Repeat the lines below exactly as they appear, but leave out the images.

• **INFORMATION SHOWN**

* begin *

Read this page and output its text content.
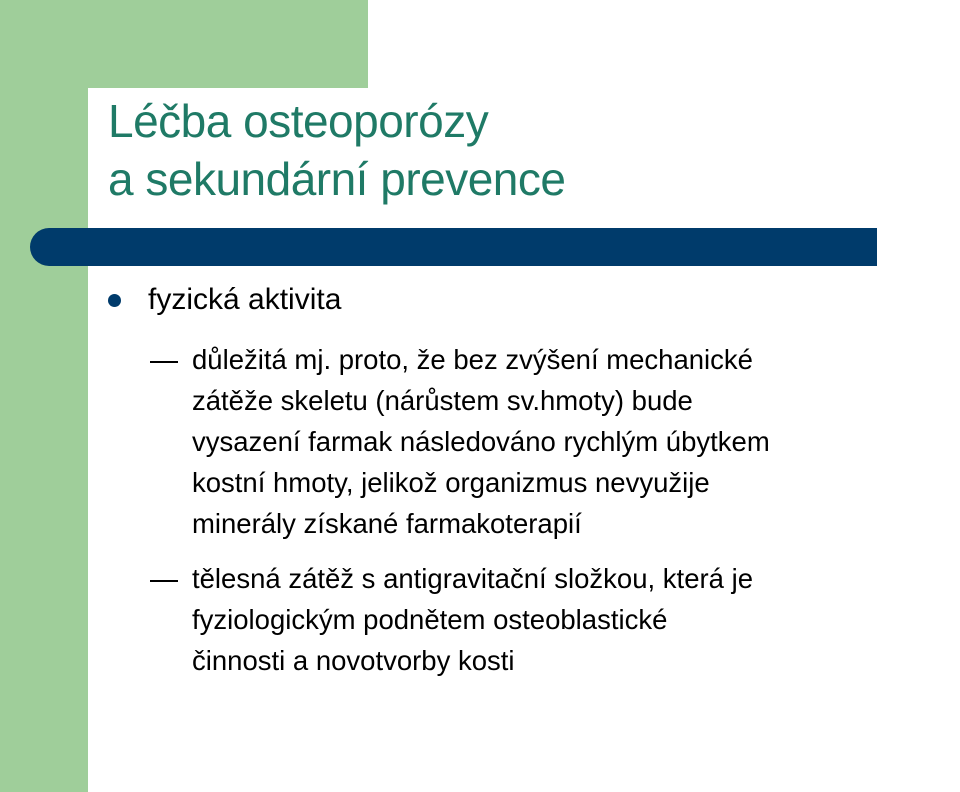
Léčba osteoporózy
a sekundární prevence
fyzická aktivita
důležitá mj. proto, že bez zvýšení mechanické
zátěže skeletu (nárůstem sv.hmoty) bude
vysazení farmak následováno rychlým úbytkem
kostní hmoty, jelikož organizmus nevyužije
minerály získané farmakoterapií
tělesná zátěž s antigravitační složkou, která je
fyziologickým podnětem osteoblastické
činnosti a novotvorby kosti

* end *

• **TASK RESPONSE**
Read this page and output its text content.
Léčba osteoporózy
a sekundární prevence
fyzická aktivita
důležitá mj. proto, že bez zvýšení mechanické
zátěže skeletu (nárůstem sv.hmoty) bude
vysazení farmak následováno rychlým úbytkem
kostní hmoty, jelikož organizmus nevyužije
minerály získané farmakoterapií
tělesná zátěž s antigravitační složkou, která je
fyziologickým podnětem osteoblastické
činnosti a novotvorby kosti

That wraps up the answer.